_Extrait_:
+===+

De façon analogue, les stratégies discursives que nous avons identifiées opèrent une réduction des phénomènes politiques complexes à des vecteurs qui peuvent être aisément déplacés dans l’espace abstrait du débat public. Le nazisme devient un vecteur « totalitarisme » qui peut être rapproché du vecteur « communisme » ; la démocratie libérale devient un vecteur « domination » équivalent au vecteur « autoritarisme ». Cette réduction vectorielle permet des opérations de comparaison, d’opposition, de combinaison qui seraient impossibles si l’on maintenait la complexité historique et contextuelle des phénomènes concernés.

Ce n’est pas un hasard si ces stratégies discursives se généralisent à l’ère des réseaux sociaux et des algorithmes de recommandation. Ces technologies favorisent structurellement la vectorisation, car elles fonctionnent précisément en réduisant les contenus complexes à des vecteurs de caractéristiques manipulables algorithmiquement. Le tweet politique, avec sa limite de caractères et sa circulation décontextualisée, représente sans doute une forme de cette vectorisation : le phénomène politique y est réduit à un signe qui circule indépendamment de son contexte d’énonciation et de sa densité historique.

Mais cette vectorisation n’est pas simplement un effet collatéral des technologies numériques ; elle constitue une transformation profonde de notre rapport au politique, qui s’inscrit dans une tendance plus large que Nietzsche avait identifiée comme le nihilisme : cet « inquiétant visiteur » qui se caractérise par la dévalorisation des valeurs les plus hautes et la réduction de tout à une logique d’équivalence généralisée. La vectorisation du politique est l’expression contemporaine de ce nihilisme : elle traduit un monde où toute singularité est absorbée dans l’équivalence généralisée, où tout devenir est aplati dans la répétition du même.

+===+

_Données affichées_:
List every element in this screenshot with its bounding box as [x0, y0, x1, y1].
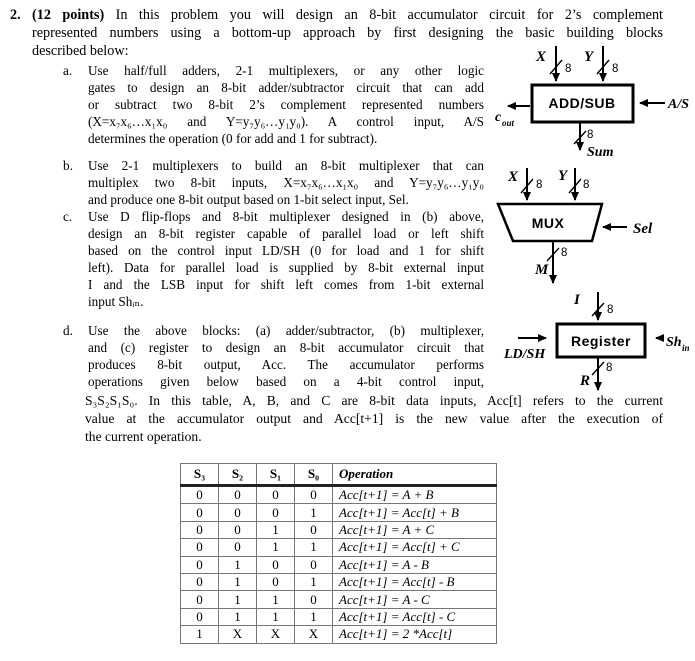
item-b-marker: b.	[63, 158, 73, 173]
select-bit-cell: 0	[181, 556, 219, 573]
mux-box-label: MUX	[531, 215, 565, 231]
x-input-label: X	[508, 169, 519, 185]
select-bit-cell: 0	[219, 486, 257, 504]
table-header-cell: S₀	[295, 464, 333, 486]
select-bit-cell: 0	[181, 573, 219, 590]
select-bit-cell: 0	[181, 591, 219, 608]
item-a-line: (X=x₇x₆…x₁x₀ and Y=y₇y₆…y₁y₀). A control input, A/S	[88, 114, 484, 129]
operation-cell: Acc[t+1] = A - B	[333, 556, 497, 573]
select-bit-cell: 0	[181, 521, 219, 538]
item-a-line: or subtract two 8-bit 2’s complement represented numbers	[88, 97, 484, 112]
ldsh-control-label: LD/SH	[504, 347, 546, 362]
operation-cell: Acc[t+1] = Acc[t] + B	[333, 504, 497, 521]
x-bus-width: 8	[536, 179, 543, 191]
item-d-line: and (c) register to design an 8-bit accumulator circuit that	[88, 340, 484, 355]
item-b-line: multiplex two 8-bit inputs, X=x₇x₆…x₁x₀ and Y=y₇y₆…y₁y₀	[88, 175, 484, 190]
item-c-line: based on the control input LD/SH (0 for load and 1 for shift	[88, 243, 484, 258]
item-d-continued	[85, 392, 663, 446]
select-bit-cell: 1	[257, 539, 295, 556]
as-control-label: A/S	[668, 97, 690, 112]
sel-control-label: Sel	[633, 221, 653, 237]
select-bit-cell: 1	[257, 521, 295, 538]
m-output-label: M	[535, 262, 549, 278]
select-bit-cell: 1	[295, 573, 333, 590]
select-bit-cell: 1	[219, 591, 257, 608]
table-header-cell: S₃	[181, 464, 219, 486]
select-bit-cell: 1	[181, 626, 219, 643]
i-input-label: I	[574, 292, 580, 308]
table-header-cell: S₁	[257, 464, 295, 486]
item-b-line: and produce one 8-bit output based on 1-bit select input, Sel.	[88, 192, 409, 207]
item-c-line: input Shᵢₙ.	[88, 294, 144, 309]
item-a	[88, 62, 484, 147]
item-d-line: produces 8-bit output, Acc. The accumulator performs	[88, 357, 484, 372]
y-input-label: Y	[584, 49, 594, 65]
item-d	[88, 322, 484, 390]
table-header-row	[181, 464, 497, 486]
table-row	[181, 626, 497, 643]
item-c	[88, 208, 484, 310]
m-bus-width: 8	[561, 247, 568, 259]
operation-table	[180, 463, 497, 644]
table-row	[181, 591, 497, 608]
table-row	[181, 573, 497, 590]
table-row	[181, 539, 497, 556]
select-bit-cell: 0	[219, 504, 257, 521]
points-label: (12 points)	[32, 7, 105, 23]
select-bit-cell: 0	[181, 608, 219, 625]
item-d-marker: d.	[63, 323, 73, 338]
select-bit-cell: 0	[257, 486, 295, 504]
item-d-line: operations given below based on a 4-bit control input,	[88, 374, 484, 389]
table-row	[181, 556, 497, 573]
item-b	[88, 157, 484, 208]
select-bit-cell: X	[219, 626, 257, 643]
item-a-line: determines the operation (0 for add and 1 for subtract).	[88, 131, 378, 146]
select-bit-cell: 1	[219, 556, 257, 573]
item-c-line: Use D flip-flops and 8-bit multiplexer designed in (b) above,	[88, 209, 484, 224]
sum-output-label: Sum	[587, 145, 614, 160]
operation-cell: Acc[t+1] = A + B	[333, 486, 497, 504]
shin-input-label: Sh	[666, 335, 682, 350]
y-bus-width: 8	[612, 63, 619, 75]
item-c-marker: c.	[63, 209, 73, 224]
select-bit-cell: 1	[295, 539, 333, 556]
select-bit-cell: 1	[219, 573, 257, 590]
select-bit-cell: 1	[295, 504, 333, 521]
cout-subscript: out	[502, 118, 515, 128]
addsub-diagram	[490, 44, 695, 180]
select-bit-cell: 1	[219, 608, 257, 625]
item-a-marker: a.	[63, 63, 73, 78]
intro-line: described below:	[32, 43, 129, 59]
select-bit-cell: 1	[257, 591, 295, 608]
select-bit-cell: 0	[181, 486, 219, 504]
select-bit-cell: 0	[295, 591, 333, 608]
table-body	[181, 486, 497, 644]
select-bit-cell: 1	[295, 608, 333, 625]
select-bit-cell: 0	[295, 556, 333, 573]
item-b-line: Use 2-1 multiplexers to build an 8-bit multiplexer that can	[88, 158, 484, 173]
table-row	[181, 504, 497, 521]
r-bus-width: 8	[606, 362, 613, 374]
table-header-cell: Operation	[333, 464, 497, 486]
mux-diagram	[490, 164, 695, 294]
select-bit-cell: X	[257, 626, 295, 643]
operation-cell: Acc[t+1] = 2 *Acc[t]	[333, 626, 497, 643]
x-input-label: X	[536, 49, 547, 65]
select-bit-cell: 0	[181, 539, 219, 556]
select-bit-cell: 0	[219, 539, 257, 556]
register-diagram	[490, 288, 695, 400]
item-d-line: Use the above blocks: (a) adder/subtractor, (b) multiplexer,	[88, 323, 484, 338]
operation-cell: Acc[t+1] = Acc[t] + C	[333, 539, 497, 556]
y-input-label: Y	[558, 168, 568, 184]
table-row	[181, 521, 497, 538]
table-row	[181, 608, 497, 625]
item-c-line: I and the LSB input for shift left comes from 1-bit external	[88, 277, 484, 292]
addsub-box-label: ADD/SUB	[548, 95, 616, 111]
cout-label: c	[495, 110, 502, 125]
register-box-label: Register	[570, 333, 632, 349]
intro-line: (12 points) In this problem you will design an 8-bit accumulator circuit for 2’s complement	[32, 7, 663, 23]
sum-bus-width: 8	[587, 129, 594, 141]
select-bit-cell: 0	[257, 556, 295, 573]
y-bus-width: 8	[583, 179, 590, 191]
operation-cell: Acc[t+1] = Acc[t] - B	[333, 573, 497, 590]
item-a-line: gates to design an 8-bit adder/subtractor circuit that can add	[88, 80, 484, 95]
select-bit-cell: 0	[295, 521, 333, 538]
select-bit-cell: X	[295, 626, 333, 643]
item-d-line: S₃S₂S₁S₀. In this table, A, B, and C are 8-bit data inputs, Acc[t] refers to the current	[85, 393, 663, 408]
table-row	[181, 486, 497, 504]
intro-line: represented numbers using a bottom-up approach by first designing the basic building blocks	[32, 25, 663, 41]
i-bus-width: 8	[607, 304, 614, 316]
select-bit-cell: 0	[257, 504, 295, 521]
select-bit-cell: 1	[257, 608, 295, 625]
operation-cell: Acc[t+1] = Acc[t] - C	[333, 608, 497, 625]
problem-number: 2.	[10, 7, 21, 23]
select-bit-cell: 0	[257, 573, 295, 590]
x-bus-width: 8	[565, 63, 572, 75]
item-c-line: left). Data for parallel load is supplied by 8-bit external input	[88, 260, 484, 275]
shin-subscript: in	[682, 343, 690, 353]
item-d-line: value at the accumulator output and Acc[t+1] is the new value after the execution of	[85, 411, 663, 426]
item-c-line: design an 8-bit register capable of parallel load or left shift	[88, 226, 484, 241]
table-header-cell: S₂	[219, 464, 257, 486]
select-bit-cell: 0	[181, 504, 219, 521]
item-a-line: Use half/full adders, 2-1 multiplexers, or any other logic	[88, 63, 484, 78]
operation-cell: Acc[t+1] = A - C	[333, 591, 497, 608]
item-d-line: the current operation.	[85, 429, 202, 444]
r-output-label: R	[580, 373, 591, 389]
select-bit-cell: 0	[219, 521, 257, 538]
select-bit-cell: 0	[295, 486, 333, 504]
operation-cell: Acc[t+1] = A + C	[333, 521, 497, 538]
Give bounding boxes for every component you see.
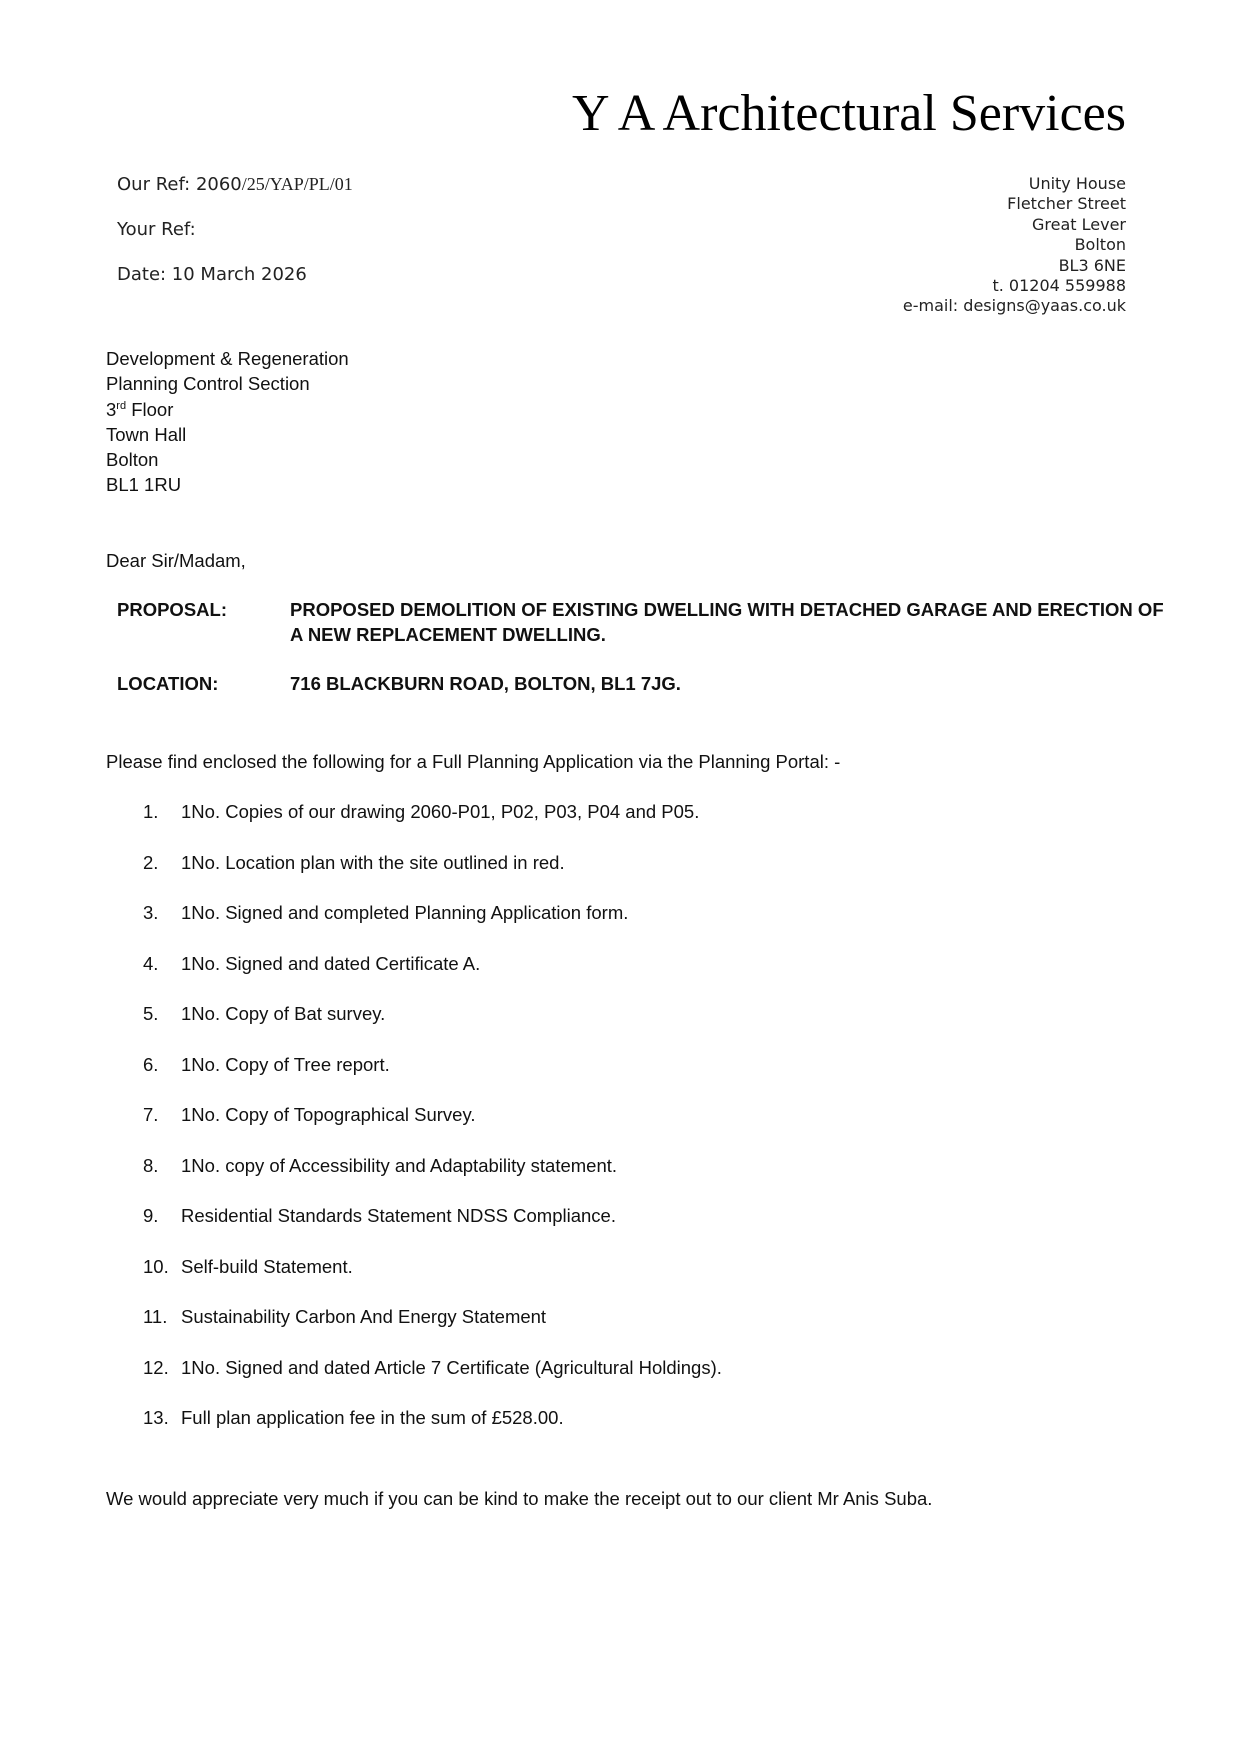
list-item-number: 2.: [143, 851, 159, 873]
closing-text: We would appreciate very much if you can be kind to make the receipt out to our client Mr Anis Suba.: [106, 1488, 933, 1509]
enclosure-list: [143, 800, 722, 1457]
recipient-postcode: BL1 1RU: [106, 474, 182, 496]
list-item-text: 1No. Copy of Topographical Survey.: [181, 1104, 476, 1125]
recipient-address: [106, 346, 349, 498]
list-item-text: 1No. Copies of our drawing 2060-P01, P02, P03, P04 and P05.: [181, 801, 700, 822]
list-item: [143, 901, 722, 952]
sender-email: e-mail: designs@yaas.co.uk: [902, 296, 1126, 316]
sender-address-line: Unity House: [1028, 174, 1126, 193]
list-item: [143, 1002, 722, 1053]
list-item-number: 13.: [143, 1407, 169, 1428]
sender-address-line: Great Lever: [1032, 214, 1126, 234]
location-label: LOCATION:: [117, 673, 219, 694]
sender-address-line: Bolton: [1074, 235, 1126, 255]
floor-suffix: rd: [116, 399, 127, 412]
list-item-text: 1No. Copy of Tree report.: [181, 1053, 390, 1075]
list-item-text: Self-build Statement.: [181, 1255, 353, 1277]
recipient-line: Bolton: [106, 449, 159, 471]
intro-text: Please find enclosed the following for a Full Planning Application via the Planning Portal: -: [106, 751, 841, 772]
list-item: [143, 952, 722, 1003]
list-item-number: 8.: [143, 1154, 159, 1176]
our-ref-value: /25/YAP/PL/01: [241, 174, 353, 194]
list-item-text: 1No. Copy of Bat survey.: [181, 1003, 386, 1024]
company-name: Y A Architectural Services: [571, 85, 1126, 142]
list-item-number: 7.: [143, 1104, 159, 1125]
list-item: [143, 1356, 722, 1407]
list-item-number: 4.: [143, 952, 159, 974]
recipient-line: Development & Regeneration: [106, 348, 349, 369]
your-ref: Your Ref:: [117, 219, 196, 240]
sender-address-line: Fletcher Street: [1007, 194, 1126, 214]
list-item: [143, 1103, 722, 1154]
list-item: [143, 851, 722, 902]
list-item: [143, 1406, 722, 1457]
proposal-line: PROPOSED DEMOLITION OF EXISTING DWELLING WITH DETACHED GARAGE AND ERECTION OF: [290, 599, 1164, 620]
list-item-text: Residential Standards Statement NDSS Compliance.: [181, 1205, 616, 1226]
list-item: [143, 1204, 722, 1255]
floor-number: 3: [106, 398, 117, 420]
letter-date: Date: 10 March 2026: [117, 264, 307, 285]
sender-phone: t. 01204 559988: [992, 276, 1126, 296]
list-item-number: 10.: [143, 1255, 169, 1277]
location-value: 716 BLACKBURN ROAD, BOLTON, BL1 7JG.: [290, 673, 681, 694]
our-ref: [117, 173, 353, 196]
list-item-text: 1No. copy of Accessibility and Adaptability statement.: [181, 1154, 618, 1176]
list-item-text: 1No. Signed and dated Certificate A.: [181, 952, 481, 974]
list-item-text: 1No. Signed and dated Article 7 Certificate (Agricultural Holdings).: [181, 1356, 722, 1378]
list-item-text: 1No. Location plan with the site outlined in red.: [181, 851, 565, 873]
list-item: [143, 1255, 722, 1306]
list-item: [143, 1053, 722, 1104]
list-item: [143, 1154, 722, 1205]
our-ref-label: Our Ref: 2060: [117, 174, 242, 195]
proposal-text: [290, 597, 1164, 647]
list-item-number: 5.: [143, 1003, 159, 1024]
recipient-floor: [106, 397, 349, 422]
list-item-text: Full plan application fee in the sum of £528.00.: [181, 1407, 564, 1428]
proposal-line: A NEW REPLACEMENT DWELLING.: [290, 624, 606, 645]
sender-address: [903, 174, 1126, 317]
list-item: [143, 800, 722, 851]
list-item-text: 1No. Signed and completed Planning Application form.: [181, 902, 629, 923]
salutation: Dear Sir/Madam,: [106, 550, 246, 571]
list-item-number: 9.: [143, 1205, 159, 1226]
list-item-number: 6.: [143, 1053, 159, 1075]
list-item-number: 12.: [143, 1356, 169, 1378]
list-item-text: Sustainability Carbon And Energy Statement: [181, 1306, 547, 1327]
sender-address-line: BL3 6NE: [1058, 255, 1126, 275]
proposal-label: PROPOSAL:: [117, 599, 227, 620]
list-item-number: 1.: [143, 801, 159, 822]
list-item-number: 11.: [143, 1306, 168, 1327]
list-item-number: 3.: [143, 902, 159, 923]
floor-word: Floor: [126, 398, 174, 420]
recipient-line: Planning Control Section: [106, 373, 310, 395]
list-item: [143, 1305, 722, 1356]
recipient-line: Town Hall: [106, 423, 187, 445]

+===+

_Consignes_:
1. Indiquez si chacune des affirmations suivantes concorde avec l'extrait en répondant par oui ou par non, et citez à l'identique les mots de l'extrait qui tranchent. (a) Le tweet politique réduit le phénomène politique à un signe qui circule indépendamment de son contexte d'énonciation. (b) La vectorisation n'est qu'un effet collatéral des technologies numériques. (c) La démocratie libérale devient un vecteur « totalitarisme ».
2. Présentez sous forme de tableau Markdown, avec les colonnes n et Ligne, les lignes des entrées situées entre celle qui contient « list-item-number: 2.: [143, 851, 159, 873] » et celle qui contient « list-item-number: 13.: [143, 1407, 169, 1428] », toutes deux incluses, sans les lignes vides.
L'extrait et les entrées proviennent de sources distinctes.

_Corrigé_:
1.
(a) Oui : « le phénomène politique y est réduit à un signe qui circule indépendamment de son contexte d’énonciation et de sa densité historique ».
(b) Non : « cette vectorisation n’est pas simplement un effet collatéral des technologies numériques ».
(c) Non : “la démocratie libérale devient un vecteur « domination » équivalent au vecteur « autoritarisme »”.

2.
| n | Ligne |
|---|---|
| 1 | list-item-number: 2.: [143, 851, 159, 873] |
| 2 | closing-text: We would appreciate very much if you can be kind to make the receipt out to our client Mr Anis Suba.: [106, 1488, 933, 1509] |
| 3 | enclosure-list: [143, 800, 722, 1457] |
| 4 | recipient-postcode: BL1 1RU: [106, 474, 182, 496] |
| 5 | list-item-text: 1No. Copy of Topographical Survey.: [181, 1104, 476, 1125] |
| 6 | recipient-address: [106, 346, 349, 498] |
| 7 | list-item-text: 1No. Copies of our drawing 2060-P01, P02, P03, P04 and P05.: [181, 801, 700, 822] |
| 8 | list-item: [143, 901, 722, 952] |
| 9 | sender-email: e-mail: designs@yaas.co.uk: [902, 296, 1126, 316] |
| 10 | sender-address-line: Unity House: [1028, 174, 1126, 193] |
| 11 | list-item: [143, 1002, 722, 1053] |
| 12 | list-item-number: 13.: [143, 1407, 169, 1428] |